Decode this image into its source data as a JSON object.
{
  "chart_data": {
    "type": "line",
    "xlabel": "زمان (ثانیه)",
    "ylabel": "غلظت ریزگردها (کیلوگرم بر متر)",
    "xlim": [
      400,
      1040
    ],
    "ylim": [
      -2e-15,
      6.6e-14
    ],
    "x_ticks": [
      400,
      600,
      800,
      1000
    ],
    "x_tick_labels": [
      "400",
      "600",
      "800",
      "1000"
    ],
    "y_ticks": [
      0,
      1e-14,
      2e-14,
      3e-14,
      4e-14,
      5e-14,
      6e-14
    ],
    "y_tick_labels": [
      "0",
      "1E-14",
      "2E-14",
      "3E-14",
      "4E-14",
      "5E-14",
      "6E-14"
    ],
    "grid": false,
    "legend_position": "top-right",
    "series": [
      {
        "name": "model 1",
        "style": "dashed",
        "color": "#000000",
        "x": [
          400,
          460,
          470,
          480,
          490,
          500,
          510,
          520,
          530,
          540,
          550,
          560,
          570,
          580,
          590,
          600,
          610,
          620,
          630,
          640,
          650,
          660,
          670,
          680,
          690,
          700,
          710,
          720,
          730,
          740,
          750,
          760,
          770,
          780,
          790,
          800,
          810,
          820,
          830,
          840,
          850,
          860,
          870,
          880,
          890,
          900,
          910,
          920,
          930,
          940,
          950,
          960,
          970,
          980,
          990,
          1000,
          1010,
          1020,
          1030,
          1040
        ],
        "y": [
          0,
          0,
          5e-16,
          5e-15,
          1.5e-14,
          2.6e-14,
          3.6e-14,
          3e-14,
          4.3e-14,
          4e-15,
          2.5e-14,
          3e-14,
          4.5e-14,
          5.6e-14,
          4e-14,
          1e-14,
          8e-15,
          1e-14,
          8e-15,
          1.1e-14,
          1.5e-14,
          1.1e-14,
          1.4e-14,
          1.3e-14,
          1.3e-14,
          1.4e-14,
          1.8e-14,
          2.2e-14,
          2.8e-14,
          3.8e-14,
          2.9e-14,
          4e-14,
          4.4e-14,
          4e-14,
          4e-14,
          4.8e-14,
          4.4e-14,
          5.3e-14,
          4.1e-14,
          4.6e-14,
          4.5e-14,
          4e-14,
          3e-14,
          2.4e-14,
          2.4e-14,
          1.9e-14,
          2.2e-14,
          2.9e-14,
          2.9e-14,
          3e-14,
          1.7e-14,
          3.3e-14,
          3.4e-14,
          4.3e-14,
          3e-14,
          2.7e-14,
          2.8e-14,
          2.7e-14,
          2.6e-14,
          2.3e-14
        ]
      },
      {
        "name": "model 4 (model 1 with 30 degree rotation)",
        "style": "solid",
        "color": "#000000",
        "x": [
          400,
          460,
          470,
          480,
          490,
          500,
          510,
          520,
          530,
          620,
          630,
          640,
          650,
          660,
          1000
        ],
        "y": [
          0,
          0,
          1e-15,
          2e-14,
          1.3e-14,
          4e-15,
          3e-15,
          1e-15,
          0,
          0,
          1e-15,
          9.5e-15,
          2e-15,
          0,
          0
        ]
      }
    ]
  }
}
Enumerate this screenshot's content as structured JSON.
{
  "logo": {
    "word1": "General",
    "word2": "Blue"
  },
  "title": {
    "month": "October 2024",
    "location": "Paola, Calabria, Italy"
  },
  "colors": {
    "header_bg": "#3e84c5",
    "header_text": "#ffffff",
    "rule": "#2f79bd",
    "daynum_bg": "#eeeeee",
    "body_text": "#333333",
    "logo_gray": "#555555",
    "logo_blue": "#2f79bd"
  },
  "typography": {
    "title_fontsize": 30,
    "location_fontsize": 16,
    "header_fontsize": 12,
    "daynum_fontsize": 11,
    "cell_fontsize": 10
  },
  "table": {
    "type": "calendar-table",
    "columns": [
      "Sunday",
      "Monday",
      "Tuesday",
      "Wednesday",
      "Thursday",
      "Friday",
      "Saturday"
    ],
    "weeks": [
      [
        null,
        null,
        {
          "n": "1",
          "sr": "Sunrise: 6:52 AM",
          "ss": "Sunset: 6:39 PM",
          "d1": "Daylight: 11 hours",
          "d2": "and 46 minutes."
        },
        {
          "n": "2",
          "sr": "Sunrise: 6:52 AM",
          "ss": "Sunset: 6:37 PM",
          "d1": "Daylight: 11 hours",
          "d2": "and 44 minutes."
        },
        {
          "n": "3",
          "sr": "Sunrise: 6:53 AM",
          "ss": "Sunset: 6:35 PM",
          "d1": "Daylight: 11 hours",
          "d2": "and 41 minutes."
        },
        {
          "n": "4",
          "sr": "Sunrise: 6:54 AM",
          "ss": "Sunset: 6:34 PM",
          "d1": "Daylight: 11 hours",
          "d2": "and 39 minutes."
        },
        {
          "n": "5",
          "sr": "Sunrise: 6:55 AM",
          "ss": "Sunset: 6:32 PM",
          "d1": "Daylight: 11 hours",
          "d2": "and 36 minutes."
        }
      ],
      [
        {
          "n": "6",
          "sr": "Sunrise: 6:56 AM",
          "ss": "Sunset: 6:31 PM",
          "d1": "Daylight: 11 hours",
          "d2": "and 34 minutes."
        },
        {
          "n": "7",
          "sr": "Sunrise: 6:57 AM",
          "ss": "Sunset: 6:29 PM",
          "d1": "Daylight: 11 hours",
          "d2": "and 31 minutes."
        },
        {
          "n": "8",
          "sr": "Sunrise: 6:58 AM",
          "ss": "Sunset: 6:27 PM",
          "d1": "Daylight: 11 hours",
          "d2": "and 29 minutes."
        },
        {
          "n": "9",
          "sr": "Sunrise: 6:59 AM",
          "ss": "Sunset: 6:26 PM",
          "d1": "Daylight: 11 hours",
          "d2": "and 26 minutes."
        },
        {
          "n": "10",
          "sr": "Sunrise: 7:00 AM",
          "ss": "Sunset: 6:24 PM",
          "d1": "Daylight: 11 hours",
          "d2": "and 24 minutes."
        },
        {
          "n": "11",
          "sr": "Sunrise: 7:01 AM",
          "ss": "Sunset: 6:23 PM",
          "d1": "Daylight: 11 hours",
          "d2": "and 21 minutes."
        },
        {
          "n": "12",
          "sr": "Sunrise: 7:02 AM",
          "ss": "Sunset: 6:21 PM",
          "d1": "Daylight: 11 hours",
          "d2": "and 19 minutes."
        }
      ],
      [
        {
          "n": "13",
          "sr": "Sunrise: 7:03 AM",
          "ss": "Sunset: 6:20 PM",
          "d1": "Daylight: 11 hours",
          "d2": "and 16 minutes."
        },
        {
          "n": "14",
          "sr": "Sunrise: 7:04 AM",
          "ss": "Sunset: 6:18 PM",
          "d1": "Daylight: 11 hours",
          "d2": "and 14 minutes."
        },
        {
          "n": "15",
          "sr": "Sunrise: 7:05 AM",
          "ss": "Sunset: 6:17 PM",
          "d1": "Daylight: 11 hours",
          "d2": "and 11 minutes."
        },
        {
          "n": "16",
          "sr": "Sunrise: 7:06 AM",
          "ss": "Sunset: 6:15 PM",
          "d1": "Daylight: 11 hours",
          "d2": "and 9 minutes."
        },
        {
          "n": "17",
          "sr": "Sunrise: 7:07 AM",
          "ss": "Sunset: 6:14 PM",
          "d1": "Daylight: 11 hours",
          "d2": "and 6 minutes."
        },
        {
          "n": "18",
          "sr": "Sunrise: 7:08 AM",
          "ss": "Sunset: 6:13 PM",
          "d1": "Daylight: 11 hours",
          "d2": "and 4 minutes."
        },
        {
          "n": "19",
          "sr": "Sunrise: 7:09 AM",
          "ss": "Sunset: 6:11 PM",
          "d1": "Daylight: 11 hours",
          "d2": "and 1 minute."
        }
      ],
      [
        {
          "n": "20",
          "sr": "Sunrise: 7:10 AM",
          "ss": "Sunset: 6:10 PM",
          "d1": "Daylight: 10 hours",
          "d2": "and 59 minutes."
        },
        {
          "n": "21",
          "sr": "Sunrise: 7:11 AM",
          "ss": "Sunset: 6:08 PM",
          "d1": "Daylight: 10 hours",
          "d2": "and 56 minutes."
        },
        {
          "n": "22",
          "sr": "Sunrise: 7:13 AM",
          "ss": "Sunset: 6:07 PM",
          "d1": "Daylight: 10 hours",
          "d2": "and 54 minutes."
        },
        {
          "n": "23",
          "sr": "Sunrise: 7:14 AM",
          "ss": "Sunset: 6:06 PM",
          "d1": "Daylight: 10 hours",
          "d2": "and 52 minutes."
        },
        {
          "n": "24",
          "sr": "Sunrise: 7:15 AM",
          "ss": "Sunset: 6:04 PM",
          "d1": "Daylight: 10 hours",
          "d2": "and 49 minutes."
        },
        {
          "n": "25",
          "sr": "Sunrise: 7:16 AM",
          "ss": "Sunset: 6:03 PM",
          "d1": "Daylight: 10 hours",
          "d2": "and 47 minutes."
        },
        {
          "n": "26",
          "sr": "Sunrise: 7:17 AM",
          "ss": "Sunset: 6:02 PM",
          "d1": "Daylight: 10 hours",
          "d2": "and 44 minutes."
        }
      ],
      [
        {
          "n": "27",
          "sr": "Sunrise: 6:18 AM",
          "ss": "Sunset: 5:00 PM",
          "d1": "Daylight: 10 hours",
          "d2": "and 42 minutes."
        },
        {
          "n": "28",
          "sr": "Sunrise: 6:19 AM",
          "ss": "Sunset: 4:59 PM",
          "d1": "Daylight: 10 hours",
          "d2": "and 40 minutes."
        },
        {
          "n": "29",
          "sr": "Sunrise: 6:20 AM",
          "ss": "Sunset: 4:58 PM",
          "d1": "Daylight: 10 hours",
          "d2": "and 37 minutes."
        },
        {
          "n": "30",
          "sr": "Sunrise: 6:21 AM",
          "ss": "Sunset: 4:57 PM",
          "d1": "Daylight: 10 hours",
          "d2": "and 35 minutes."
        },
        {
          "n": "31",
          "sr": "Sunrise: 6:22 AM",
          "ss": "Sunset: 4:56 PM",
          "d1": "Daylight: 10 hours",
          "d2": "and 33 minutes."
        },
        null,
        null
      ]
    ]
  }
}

####

**What the task requires**
Go through the records and pull out each line that includes the word "JSON".

**Solution**
Decode this image into its source data as a JSON object.
Enumerate this screenshot's content as structured JSON.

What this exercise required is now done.